◆ What to do
Output each line of the material exactly as it stands.

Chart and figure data
···

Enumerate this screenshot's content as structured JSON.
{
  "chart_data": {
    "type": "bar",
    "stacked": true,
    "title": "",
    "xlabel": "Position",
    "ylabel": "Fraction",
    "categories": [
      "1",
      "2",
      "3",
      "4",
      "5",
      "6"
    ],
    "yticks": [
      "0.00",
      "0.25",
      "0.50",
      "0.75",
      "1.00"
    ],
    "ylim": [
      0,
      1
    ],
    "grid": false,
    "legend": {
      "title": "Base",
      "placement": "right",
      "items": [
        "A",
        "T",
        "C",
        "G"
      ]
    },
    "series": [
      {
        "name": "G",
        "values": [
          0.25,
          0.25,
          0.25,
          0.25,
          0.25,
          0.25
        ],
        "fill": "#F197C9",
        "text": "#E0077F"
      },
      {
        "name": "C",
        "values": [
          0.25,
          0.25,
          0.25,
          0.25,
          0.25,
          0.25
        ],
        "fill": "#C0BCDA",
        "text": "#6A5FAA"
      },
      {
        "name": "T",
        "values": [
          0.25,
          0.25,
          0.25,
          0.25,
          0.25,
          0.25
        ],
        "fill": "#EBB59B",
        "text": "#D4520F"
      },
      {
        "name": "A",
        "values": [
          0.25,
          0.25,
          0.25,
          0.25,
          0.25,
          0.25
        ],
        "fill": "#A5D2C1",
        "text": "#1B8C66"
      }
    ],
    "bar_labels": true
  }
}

···

◆ Answer to the task
Enumerate this screenshot's content as structured JSON.
{
  "chart_data": {
    "type": "bar",
    "stacked": true,
    "title": "",
    "xlabel": "Position",
    "ylabel": "Fraction",
    "categories": [
      "1",
      "2",
      "3",
      "4",
      "5",
      "6"
    ],
    "yticks": [
      "0.00",
      "0.25",
      "0.50",
      "0.75",
      "1.00"
    ],
    "ylim": [
      0,
      1
    ],
    "grid": false,
    "legend": {
      "title": "Base",
      "placement": "right",
      "items": [
        "A",
        "T",
        "C",
        "G"
      ]
    },
    "series": [
      {
        "name": "G",
        "values": [
          0.25,
          0.25,
          0.25,
          0.25,
          0.25,
          0.25
        ],
        "fill": "#F197C9",
        "text": "#E0077F"
      },
      {
        "name": "C",
        "values": [
          0.25,
          0.25,
          0.25,
          0.25,
          0.25,
          0.25
        ],
        "fill": "#C0BCDA",
        "text": "#6A5FAA"
      },
      {
        "name": "T",
        "values": [
          0.25,
          0.25,
          0.25,
          0.25,
          0.25,
          0.25
        ],
        "fill": "#EBB59B",
        "text": "#D4520F"
      },
      {
        "name": "A",
        "values": [
          0.25,
          0.25,
          0.25,
          0.25,
          0.25,
          0.25
        ],
        "fill": "#A5D2C1",
        "text": "#1B8C66"
      }
    ],
    "bar_labels": true
  }
}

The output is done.